- [Data records]:
* BEGIN *

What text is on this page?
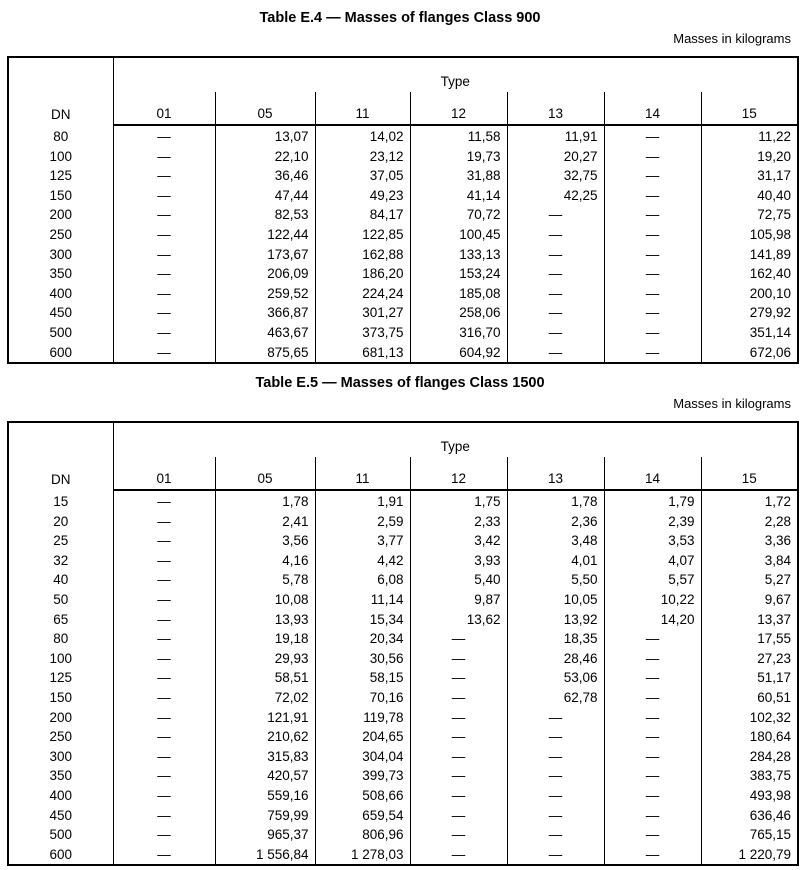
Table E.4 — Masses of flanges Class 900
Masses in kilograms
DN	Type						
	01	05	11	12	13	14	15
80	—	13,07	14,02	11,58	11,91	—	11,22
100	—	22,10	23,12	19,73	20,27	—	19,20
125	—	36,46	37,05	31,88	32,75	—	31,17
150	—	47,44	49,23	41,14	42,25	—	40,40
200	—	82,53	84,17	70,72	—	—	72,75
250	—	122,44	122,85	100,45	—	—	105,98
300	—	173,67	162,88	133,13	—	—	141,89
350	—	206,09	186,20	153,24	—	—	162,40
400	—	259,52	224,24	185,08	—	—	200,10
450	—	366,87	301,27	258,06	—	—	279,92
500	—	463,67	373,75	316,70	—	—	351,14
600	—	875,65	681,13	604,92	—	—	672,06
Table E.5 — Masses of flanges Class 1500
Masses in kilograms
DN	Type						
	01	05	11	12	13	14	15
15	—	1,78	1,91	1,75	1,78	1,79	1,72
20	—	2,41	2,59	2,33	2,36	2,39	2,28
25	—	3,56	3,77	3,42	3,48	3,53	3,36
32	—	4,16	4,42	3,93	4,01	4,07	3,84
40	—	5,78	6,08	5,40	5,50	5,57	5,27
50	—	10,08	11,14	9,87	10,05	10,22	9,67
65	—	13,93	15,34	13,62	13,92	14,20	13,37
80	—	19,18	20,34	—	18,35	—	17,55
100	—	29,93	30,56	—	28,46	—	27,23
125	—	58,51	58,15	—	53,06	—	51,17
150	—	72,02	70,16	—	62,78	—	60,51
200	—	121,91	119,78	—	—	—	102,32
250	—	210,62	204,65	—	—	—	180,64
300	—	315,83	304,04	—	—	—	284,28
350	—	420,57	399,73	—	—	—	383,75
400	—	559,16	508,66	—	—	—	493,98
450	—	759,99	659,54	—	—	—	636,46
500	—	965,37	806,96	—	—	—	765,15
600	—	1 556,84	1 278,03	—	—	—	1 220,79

* END *

- [Given instruction]: Write the number of lines containing the word "flanges" and nothing besides it.

- [Result]: 2